### SUPPLIED PASSAGE:

= = = = = = =

• Screengrab Q&A: Mark Webber, director of Explicit Ills

     

    At twenty-eight, actor Mark Webber is already a recognizable veteran of the indie film-festival circuit. Using several years of valuable experience Webber took on a different role as the writer, director and producer of his first feature Explicit Ills. The semi-autobiographical film follows four interconnected stories within inner-city Philadelphia and focuses on some very relevant and timely social issues. It's been a big year for Webber. Aside from the release of his debut feature, he has been cast alongside Michael Cera in Edgar Wright's upcoming Scott Pilgrim vs. The World and also saw the birth of his first child. He spoke with us about the trials and tribulations of getting a movie from notebook to big screen as well as his muted optimism about America's current political landscape. — Bryan Whitefield

    Obviously you've worked on a number of films as an actor and even a few as a producer, but how difficult was it to get your own film done from start to finish?

= = = = = = =

### DATA SHOWN:

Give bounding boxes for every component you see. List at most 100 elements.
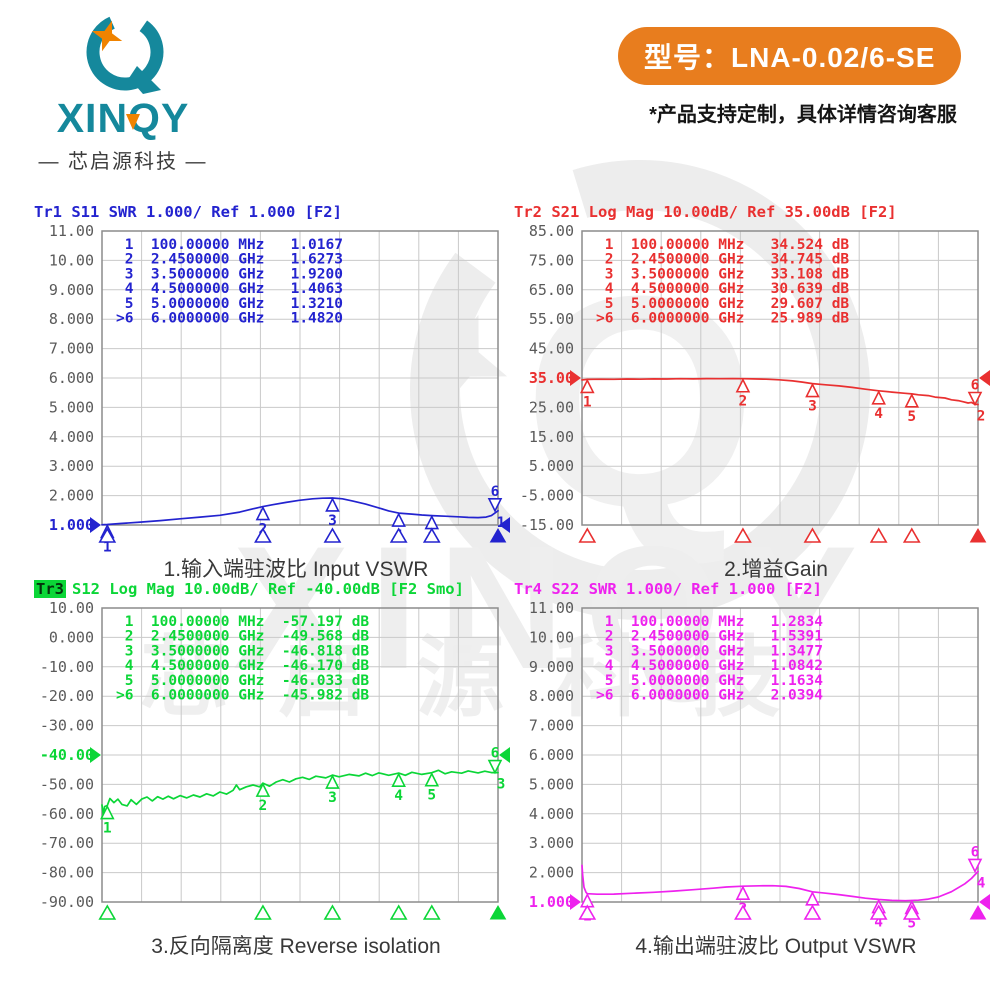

= = = = = = =

### TASKS FOR THIS EXERCISE:
• 1. Reproduce the Mark Webber interview starting with "Obviously you've worked" and going on through "start to finish?", swapping "producer" for "writer".
• 2. List every person named in the Mark Webber interview.
• 3. Using the Mark Webber interview, explain why it has been a big year for Webber.

### SOLUTIONS PER TASK:
• 1.
Obviously you've worked on a number of films as an actor and even a few as a writer, but how difficult was it to get your own film done from start to finish?

• 2. Mark Webber, Michael Cera, Edgar Wright, Bryan Whitefield

• 3. His debut feature, Explicit Ills, was released. He was also cast alongside Michael Cera in Edgar Wright's upcoming Scott Pilgrim vs. The World, and his first child was born.